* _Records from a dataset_
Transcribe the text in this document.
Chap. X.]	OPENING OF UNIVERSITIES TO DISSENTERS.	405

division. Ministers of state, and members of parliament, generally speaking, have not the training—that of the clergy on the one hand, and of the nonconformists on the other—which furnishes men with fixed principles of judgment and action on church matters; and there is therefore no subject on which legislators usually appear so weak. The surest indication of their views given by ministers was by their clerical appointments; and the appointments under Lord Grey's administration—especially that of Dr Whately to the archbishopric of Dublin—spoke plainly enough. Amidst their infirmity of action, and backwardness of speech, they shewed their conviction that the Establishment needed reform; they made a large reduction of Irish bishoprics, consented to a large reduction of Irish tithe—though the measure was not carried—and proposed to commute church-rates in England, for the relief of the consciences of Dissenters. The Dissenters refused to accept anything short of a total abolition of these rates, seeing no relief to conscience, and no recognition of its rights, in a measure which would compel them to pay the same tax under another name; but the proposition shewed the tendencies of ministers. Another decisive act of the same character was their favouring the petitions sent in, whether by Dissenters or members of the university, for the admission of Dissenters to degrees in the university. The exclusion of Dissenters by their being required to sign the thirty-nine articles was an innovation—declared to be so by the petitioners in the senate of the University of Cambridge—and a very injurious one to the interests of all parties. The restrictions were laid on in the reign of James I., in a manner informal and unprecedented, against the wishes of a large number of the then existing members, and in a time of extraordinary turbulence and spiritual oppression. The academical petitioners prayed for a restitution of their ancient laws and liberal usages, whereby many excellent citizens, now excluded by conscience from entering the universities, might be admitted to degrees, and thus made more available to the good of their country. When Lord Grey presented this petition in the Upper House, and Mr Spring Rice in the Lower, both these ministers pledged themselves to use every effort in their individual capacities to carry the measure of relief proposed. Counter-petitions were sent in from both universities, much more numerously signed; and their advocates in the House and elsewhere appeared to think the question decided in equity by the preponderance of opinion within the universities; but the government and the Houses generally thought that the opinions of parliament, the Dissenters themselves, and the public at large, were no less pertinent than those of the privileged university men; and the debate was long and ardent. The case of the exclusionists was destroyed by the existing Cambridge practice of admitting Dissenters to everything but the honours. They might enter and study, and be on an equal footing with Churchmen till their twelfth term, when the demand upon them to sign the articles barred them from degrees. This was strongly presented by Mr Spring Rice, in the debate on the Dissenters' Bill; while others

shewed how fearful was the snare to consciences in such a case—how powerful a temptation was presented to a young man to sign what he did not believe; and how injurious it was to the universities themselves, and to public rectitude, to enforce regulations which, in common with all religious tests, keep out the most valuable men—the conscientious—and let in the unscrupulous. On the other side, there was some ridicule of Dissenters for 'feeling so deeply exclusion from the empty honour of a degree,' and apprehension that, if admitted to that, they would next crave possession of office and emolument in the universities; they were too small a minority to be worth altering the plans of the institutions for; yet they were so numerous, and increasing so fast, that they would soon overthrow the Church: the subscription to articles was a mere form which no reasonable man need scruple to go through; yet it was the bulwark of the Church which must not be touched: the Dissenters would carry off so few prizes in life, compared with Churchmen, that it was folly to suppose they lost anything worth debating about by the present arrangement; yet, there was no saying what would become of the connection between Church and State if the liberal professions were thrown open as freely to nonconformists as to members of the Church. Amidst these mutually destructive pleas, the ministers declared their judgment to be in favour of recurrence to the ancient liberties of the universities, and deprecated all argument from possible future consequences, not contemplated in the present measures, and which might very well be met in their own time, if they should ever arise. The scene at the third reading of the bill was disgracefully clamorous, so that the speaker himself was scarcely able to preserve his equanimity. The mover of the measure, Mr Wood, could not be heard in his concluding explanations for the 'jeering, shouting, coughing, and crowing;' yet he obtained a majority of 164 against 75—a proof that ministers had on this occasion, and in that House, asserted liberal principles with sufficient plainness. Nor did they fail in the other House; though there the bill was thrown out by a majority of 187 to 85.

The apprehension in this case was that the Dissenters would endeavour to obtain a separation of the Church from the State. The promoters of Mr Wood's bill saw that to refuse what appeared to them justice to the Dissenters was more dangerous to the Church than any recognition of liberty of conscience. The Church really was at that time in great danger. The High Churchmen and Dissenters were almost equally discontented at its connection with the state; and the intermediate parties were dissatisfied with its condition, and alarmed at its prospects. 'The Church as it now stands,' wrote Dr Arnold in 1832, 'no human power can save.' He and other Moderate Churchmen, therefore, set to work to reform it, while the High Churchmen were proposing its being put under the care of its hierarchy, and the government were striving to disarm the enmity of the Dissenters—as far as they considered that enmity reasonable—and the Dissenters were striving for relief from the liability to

* _TASK PROMPT_
Print the records above exactly as they appear.

* _PROBLEM SOLUTION_
Transcribe the text in this document.
Chap. X.]	OPENING OF UNIVERSITIES TO DISSENTERS.	405

division. Ministers of state, and members of parliament, generally speaking, have not the training—that of the clergy on the one hand, and of the nonconformists on the other—which furnishes men with fixed principles of judgment and action on church matters; and there is therefore no subject on which legislators usually appear so weak. The surest indication of their views given by ministers was by their clerical appointments; and the appointments under Lord Grey's administration—especially that of Dr Whately to the archbishopric of Dublin—spoke plainly enough. Amidst their infirmity of action, and backwardness of speech, they shewed their conviction that the Establishment needed reform; they made a large reduction of Irish bishoprics, consented to a large reduction of Irish tithe—though the measure was not carried—and proposed to commute church-rates in England, for the relief of the consciences of Dissenters. The Dissenters refused to accept anything short of a total abolition of these rates, seeing no relief to conscience, and no recognition of its rights, in a measure which would compel them to pay the same tax under another name; but the proposition shewed the tendencies of ministers. Another decisive act of the same character was their favouring the petitions sent in, whether by Dissenters or members of the university, for the admission of Dissenters to degrees in the university. The exclusion of Dissenters by their being required to sign the thirty-nine articles was an innovation—declared to be so by the petitioners in the senate of the University of Cambridge—and a very injurious one to the interests of all parties. The restrictions were laid on in the reign of James I., in a manner informal and unprecedented, against the wishes of a large number of the then existing members, and in a time of extraordinary turbulence and spiritual oppression. The academical petitioners prayed for a restitution of their ancient laws and liberal usages, whereby many excellent citizens, now excluded by conscience from entering the universities, might be admitted to degrees, and thus made more available to the good of their country. When Lord Grey presented this petition in the Upper House, and Mr Spring Rice in the Lower, both these ministers pledged themselves to use every effort in their individual capacities to carry the measure of relief proposed. Counter-petitions were sent in from both universities, much more numerously signed; and their advocates in the House and elsewhere appeared to think the question decided in equity by the preponderance of opinion within the universities; but the government and the Houses generally thought that the opinions of parliament, the Dissenters themselves, and the public at large, were no less pertinent than those of the privileged university men; and the debate was long and ardent. The case of the exclusionists was destroyed by the existing Cambridge practice of admitting Dissenters to everything but the honours. They might enter and study, and be on an equal footing with Churchmen till their twelfth term, when the demand upon them to sign the articles barred them from degrees. This was strongly presented by Mr Spring Rice, in the debate on the Dissenters' Bill; while others

shewed how fearful was the snare to consciences in such a case—how powerful a temptation was presented to a young man to sign what he did not believe; and how injurious it was to the universities themselves, and to public rectitude, to enforce regulations which, in common with all religious tests, keep out the most valuable men—the conscientious—and let in the unscrupulous. On the other side, there was some ridicule of Dissenters for 'feeling so deeply exclusion from the empty honour of a degree,' and apprehension that, if admitted to that, they would next crave possession of office and emolument in the universities; they were too small a minority to be worth altering the plans of the institutions for; yet they were so numerous, and increasing so fast, that they would soon overthrow the Church: the subscription to articles was a mere form which no reasonable man need scruple to go through; yet it was the bulwark of the Church which must not be touched: the Dissenters would carry off so few prizes in life, compared with Churchmen, that it was folly to suppose they lost anything worth debating about by the present arrangement; yet, there was no saying what would become of the connection between Church and State if the liberal professions were thrown open as freely to nonconformists as to members of the Church. Amidst these mutually destructive pleas, the ministers declared their judgment to be in favour of recurrence to the ancient liberties of the universities, and deprecated all argument from possible future consequences, not contemplated in the present measures, and which might very well be met in their own time, if they should ever arise. The scene at the third reading of the bill was disgracefully clamorous, so that the speaker himself was scarcely able to preserve his equanimity. The mover of the measure, Mr Wood, could not be heard in his concluding explanations for the 'jeering, shouting, coughing, and crowing;' yet he obtained a majority of 164 against 75—a proof that ministers had on this occasion, and in that House, asserted liberal principles with sufficient plainness. Nor did they fail in the other House; though there the bill was thrown out by a majority of 187 to 85.

The apprehension in this case was that the Dissenters would endeavour to obtain a separation of the Church from the State. The promoters of Mr Wood's bill saw that to refuse what appeared to them justice to the Dissenters was more dangerous to the Church than any recognition of liberty of conscience. The Church really was at that time in great danger. The High Churchmen and Dissenters were almost equally discontented at its connection with the state; and the intermediate parties were dissatisfied with its condition, and alarmed at its prospects. 'The Church as it now stands,' wrote Dr Arnold in 1832, 'no human power can save.' He and other Moderate Churchmen, therefore, set to work to reform it, while the High Churchmen were proposing its being put under the care of its hierarchy, and the government were striving to disarm the enmity of the Dissenters—as far as they considered that enmity reasonable—and the Dissenters were striving for relief from the liability to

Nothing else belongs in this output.